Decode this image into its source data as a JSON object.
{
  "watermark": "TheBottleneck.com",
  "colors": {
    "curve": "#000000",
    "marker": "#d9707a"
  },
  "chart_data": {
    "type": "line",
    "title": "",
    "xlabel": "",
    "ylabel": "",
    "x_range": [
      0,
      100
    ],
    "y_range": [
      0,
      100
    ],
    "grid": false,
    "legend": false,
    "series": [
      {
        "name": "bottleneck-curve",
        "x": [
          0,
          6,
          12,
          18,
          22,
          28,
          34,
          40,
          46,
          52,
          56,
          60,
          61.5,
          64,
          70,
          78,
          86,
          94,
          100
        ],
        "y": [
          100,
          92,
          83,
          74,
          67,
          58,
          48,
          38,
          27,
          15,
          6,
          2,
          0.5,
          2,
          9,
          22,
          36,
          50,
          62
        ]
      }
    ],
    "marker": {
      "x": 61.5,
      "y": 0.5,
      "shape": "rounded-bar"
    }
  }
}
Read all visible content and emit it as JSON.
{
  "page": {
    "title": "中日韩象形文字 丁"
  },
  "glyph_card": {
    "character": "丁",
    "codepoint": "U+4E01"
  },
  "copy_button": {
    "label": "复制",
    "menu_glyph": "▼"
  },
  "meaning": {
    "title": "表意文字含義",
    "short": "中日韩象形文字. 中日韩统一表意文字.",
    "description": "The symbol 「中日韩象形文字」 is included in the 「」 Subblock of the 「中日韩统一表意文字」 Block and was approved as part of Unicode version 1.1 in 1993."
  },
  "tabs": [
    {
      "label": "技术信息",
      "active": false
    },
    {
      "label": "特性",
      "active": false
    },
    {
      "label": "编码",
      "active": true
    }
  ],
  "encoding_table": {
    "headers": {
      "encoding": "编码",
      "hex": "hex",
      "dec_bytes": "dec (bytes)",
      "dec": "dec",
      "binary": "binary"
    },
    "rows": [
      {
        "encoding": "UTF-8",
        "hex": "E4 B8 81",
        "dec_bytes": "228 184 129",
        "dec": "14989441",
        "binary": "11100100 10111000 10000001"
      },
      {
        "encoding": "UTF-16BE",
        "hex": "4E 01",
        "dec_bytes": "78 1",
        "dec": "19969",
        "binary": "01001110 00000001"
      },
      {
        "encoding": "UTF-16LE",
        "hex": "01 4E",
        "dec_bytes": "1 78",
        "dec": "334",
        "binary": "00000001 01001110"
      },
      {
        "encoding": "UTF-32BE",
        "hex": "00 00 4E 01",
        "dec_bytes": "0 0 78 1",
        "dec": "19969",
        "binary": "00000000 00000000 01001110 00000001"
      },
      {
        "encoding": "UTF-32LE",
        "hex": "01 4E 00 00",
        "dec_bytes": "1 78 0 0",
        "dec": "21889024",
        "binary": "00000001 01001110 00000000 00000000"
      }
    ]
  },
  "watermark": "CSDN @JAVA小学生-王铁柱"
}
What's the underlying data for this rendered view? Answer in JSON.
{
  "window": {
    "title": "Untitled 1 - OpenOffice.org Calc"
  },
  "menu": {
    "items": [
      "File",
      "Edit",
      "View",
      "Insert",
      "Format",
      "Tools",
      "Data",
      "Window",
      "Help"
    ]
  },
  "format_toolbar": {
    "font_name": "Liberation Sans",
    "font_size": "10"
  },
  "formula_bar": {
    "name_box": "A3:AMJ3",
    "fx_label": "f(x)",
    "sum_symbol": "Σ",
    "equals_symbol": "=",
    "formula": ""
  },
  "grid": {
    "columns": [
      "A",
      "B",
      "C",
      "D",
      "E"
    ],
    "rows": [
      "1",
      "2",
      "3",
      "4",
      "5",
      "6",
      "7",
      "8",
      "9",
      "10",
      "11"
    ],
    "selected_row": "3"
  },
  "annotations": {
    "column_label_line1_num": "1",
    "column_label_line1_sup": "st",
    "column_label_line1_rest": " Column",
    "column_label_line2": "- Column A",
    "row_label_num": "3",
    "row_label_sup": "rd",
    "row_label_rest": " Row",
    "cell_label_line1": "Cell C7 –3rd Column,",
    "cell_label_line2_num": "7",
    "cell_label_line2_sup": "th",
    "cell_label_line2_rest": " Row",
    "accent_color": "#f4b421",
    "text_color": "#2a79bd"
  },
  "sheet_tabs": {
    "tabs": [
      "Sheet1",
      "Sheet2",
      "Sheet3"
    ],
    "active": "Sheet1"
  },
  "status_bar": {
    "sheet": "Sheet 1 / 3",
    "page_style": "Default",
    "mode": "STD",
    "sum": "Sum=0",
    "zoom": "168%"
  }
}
== == ==
> **Task details**
What do the records say? Quote them all exactly.

> **The response**
Decode this image into its source data as a JSON object.
{
  "watermark": "TheBottleneck.com",
  "colors": {
    "curve": "#000000",
    "marker": "#d9707a"
  },
  "chart_data": {
    "type": "line",
    "title": "",
    "xlabel": "",
    "ylabel": "",
    "x_range": [
      0,
      100
    ],
    "y_range": [
      0,
      100
    ],
    "grid": false,
    "legend": false,
    "series": [
      {
        "name": "bottleneck-curve",
        "x": [
          0,
          6,
          12,
          18,
          22,
          28,
          34,
          40,
          46,
          52,
          56,
          60,
          61.5,
          64,
          70,
          78,
          86,
          94,
          100
        ],
        "y": [
          100,
          92,
          83,
          74,
          67,
          58,
          48,
          38,
          27,
          15,
          6,
          2,
          0.5,
          2,
          9,
          22,
          36,
          50,
          62
        ]
      }
    ],
    "marker": {
      "x": 61.5,
      "y": 0.5,
      "shape": "rounded-bar"
    }
  }
}
Read all visible content and emit it as JSON.
{
  "page": {
    "title": "中日韩象形文字 丁"
  },
  "glyph_card": {
    "character": "丁",
    "codepoint": "U+4E01"
  },
  "copy_button": {
    "label": "复制",
    "menu_glyph": "▼"
  },
  "meaning": {
    "title": "表意文字含義",
    "short": "中日韩象形文字. 中日韩统一表意文字.",
    "description": "The symbol 「中日韩象形文字」 is included in the 「」 Subblock of the 「中日韩统一表意文字」 Block and was approved as part of Unicode version 1.1 in 1993."
  },
  "tabs": [
    {
      "label": "技术信息",
      "active": false
    },
    {
      "label": "特性",
      "active": false
    },
    {
      "label": "编码",
      "active": true
    }
  ],
  "encoding_table": {
    "headers": {
      "encoding": "编码",
      "hex": "hex",
      "dec_bytes": "dec (bytes)",
      "dec": "dec",
      "binary": "binary"
    },
    "rows": [
      {
        "encoding": "UTF-8",
        "hex": "E4 B8 81",
        "dec_bytes": "228 184 129",
        "dec": "14989441",
        "binary": "11100100 10111000 10000001"
      },
      {
        "encoding": "UTF-16BE",
        "hex": "4E 01",
        "dec_bytes": "78 1",
        "dec": "19969",
        "binary": "01001110 00000001"
      },
      {
        "encoding": "UTF-16LE",
        "hex": "01 4E",
        "dec_bytes": "1 78",
        "dec": "334",
        "binary": "00000001 01001110"
      },
      {
        "encoding": "UTF-32BE",
        "hex": "00 00 4E 01",
        "dec_bytes": "0 0 78 1",
        "dec": "19969",
        "binary": "00000000 00000000 01001110 00000001"
      },
      {
        "encoding": "UTF-32LE",
        "hex": "01 4E 00 00",
        "dec_bytes": "1 78 0 0",
        "dec": "21889024",
        "binary": "00000001 01001110 00000000 00000000"
      }
    ]
  },
  "watermark": "CSDN @JAVA小学生-王铁柱"
}
What's the underlying data for this rendered view? Answer in JSON.
{
  "window": {
    "title": "Untitled 1 - OpenOffice.org Calc"
  },
  "menu": {
    "items": [
      "File",
      "Edit",
      "View",
      "Insert",
      "Format",
      "Tools",
      "Data",
      "Window",
      "Help"
    ]
  },
  "format_toolbar": {
    "font_name": "Liberation Sans",
    "font_size": "10"
  },
  "formula_bar": {
    "name_box": "A3:AMJ3",
    "fx_label": "f(x)",
    "sum_symbol": "Σ",
    "equals_symbol": "=",
    "formula": ""
  },
  "grid": {
    "columns": [
      "A",
      "B",
      "C",
      "D",
      "E"
    ],
    "rows": [
      "1",
      "2",
      "3",
      "4",
      "5",
      "6",
      "7",
      "8",
      "9",
      "10",
      "11"
    ],
    "selected_row": "3"
  },
  "annotations": {
    "column_label_line1_num": "1",
    "column_label_line1_sup": "st",
    "column_label_line1_rest": " Column",
    "column_label_line2": "- Column A",
    "row_label_num": "3",
    "row_label_sup": "rd",
    "row_label_rest": " Row",
    "cell_label_line1": "Cell C7 –3rd Column,",
    "cell_label_line2_num": "7",
    "cell_label_line2_sup": "th",
    "cell_label_line2_rest": " Row",
    "accent_color": "#f4b421",
    "text_color": "#2a79bd"
  },
  "sheet_tabs": {
    "tabs": [
      "Sheet1",
      "Sheet2",
      "Sheet3"
    ],
    "active": "Sheet1"
  },
  "status_bar": {
    "sheet": "Sheet 1 / 3",
    "page_style": "Default",
    "mode": "STD",
    "sum": "Sum=0",
    "zoom": "168%"
  }
}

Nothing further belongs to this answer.